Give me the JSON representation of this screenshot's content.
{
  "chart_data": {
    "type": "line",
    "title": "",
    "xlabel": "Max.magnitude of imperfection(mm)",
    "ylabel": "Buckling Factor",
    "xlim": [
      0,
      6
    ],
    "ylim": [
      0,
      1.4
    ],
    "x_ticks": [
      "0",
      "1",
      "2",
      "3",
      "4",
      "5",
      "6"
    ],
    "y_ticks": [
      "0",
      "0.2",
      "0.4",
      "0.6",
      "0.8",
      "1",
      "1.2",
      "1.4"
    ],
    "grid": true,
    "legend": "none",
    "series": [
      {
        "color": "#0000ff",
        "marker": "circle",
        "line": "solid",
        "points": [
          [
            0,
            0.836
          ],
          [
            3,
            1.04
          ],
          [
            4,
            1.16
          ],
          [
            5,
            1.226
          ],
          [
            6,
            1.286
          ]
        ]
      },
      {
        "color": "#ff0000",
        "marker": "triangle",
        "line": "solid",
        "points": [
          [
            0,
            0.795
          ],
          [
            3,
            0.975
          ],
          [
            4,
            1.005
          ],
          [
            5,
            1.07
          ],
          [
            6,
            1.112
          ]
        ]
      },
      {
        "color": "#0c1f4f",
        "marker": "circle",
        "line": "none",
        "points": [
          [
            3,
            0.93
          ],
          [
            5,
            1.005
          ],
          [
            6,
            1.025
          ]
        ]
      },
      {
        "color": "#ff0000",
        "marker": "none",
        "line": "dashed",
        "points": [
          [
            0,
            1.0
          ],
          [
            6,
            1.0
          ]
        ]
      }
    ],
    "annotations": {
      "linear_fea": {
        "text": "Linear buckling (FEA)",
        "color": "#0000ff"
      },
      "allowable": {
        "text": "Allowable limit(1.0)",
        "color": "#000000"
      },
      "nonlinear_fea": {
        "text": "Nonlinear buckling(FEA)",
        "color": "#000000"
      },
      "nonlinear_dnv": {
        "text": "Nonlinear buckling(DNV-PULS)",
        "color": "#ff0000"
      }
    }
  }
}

_TASK TO COMPLETE_. Among the lines of the data, identify those with the word "text". Copy each of them.

_TASK SOLUTION_.
        "text": "Linear buckling (FEA)",
        "text": "Allowable limit(1.0)",
        "text": "Nonlinear buckling(FEA)",
        "text": "Nonlinear buckling(DNV-PULS)",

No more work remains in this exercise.